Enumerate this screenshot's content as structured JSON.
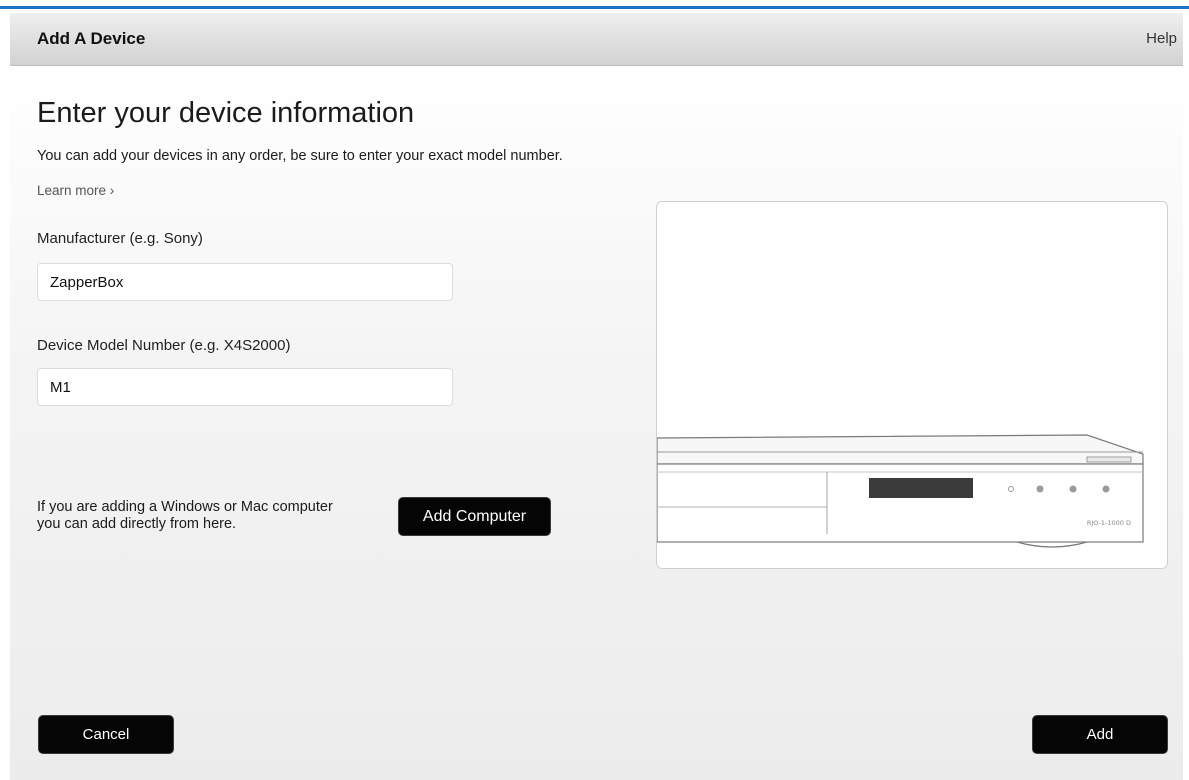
{
  "window": {
    "title": "Add A Device",
    "help_label": "Help"
  },
  "main": {
    "heading": "Enter your device information",
    "intro": "You can add your devices in any order, be sure to enter your exact model number.",
    "learn_more": "Learn more ›"
  },
  "form": {
    "manufacturer": {
      "label": "Manufacturer   (e.g. Sony)",
      "value": "ZapperBox"
    },
    "model": {
      "label": "Device Model Number  (e.g. X4S2000)",
      "value": "M1"
    }
  },
  "computer": {
    "note": "If you are adding a Windows or Mac computer you can add directly from here.",
    "button_label": "Add Computer"
  },
  "device_image": {
    "icon": "set-top-box-illustration",
    "model_text": "RJO-1-1000 D"
  },
  "footer": {
    "cancel_label": "Cancel",
    "add_label": "Add"
  },
  "colors": {
    "accent_line": "#1a73c7",
    "button_bg": "#050505",
    "titlebar": "#d9d9d9"
  }
}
════════════════
- Task statement -
Reproduce the material in full, word for word, and omit the pictures.

- Final result -
Enumerate this screenshot's content as structured JSON.
{
  "window": {
    "title": "Add A Device",
    "help_label": "Help"
  },
  "main": {
    "heading": "Enter your device information",
    "intro": "You can add your devices in any order, be sure to enter your exact model number.",
    "learn_more": "Learn more ›"
  },
  "form": {
    "manufacturer": {
      "label": "Manufacturer   (e.g. Sony)",
      "value": "ZapperBox"
    },
    "model": {
      "label": "Device Model Number  (e.g. X4S2000)",
      "value": "M1"
    }
  },
  "computer": {
    "note": "If you are adding a Windows or Mac computer you can add directly from here.",
    "button_label": "Add Computer"
  },
  "device_image": {
    "icon": "set-top-box-illustration",
    "model_text": "RJO-1-1000 D"
  },
  "footer": {
    "cancel_label": "Cancel",
    "add_label": "Add"
  },
  "colors": {
    "accent_line": "#1a73c7",
    "button_bg": "#050505",
    "titlebar": "#d9d9d9"
  }
}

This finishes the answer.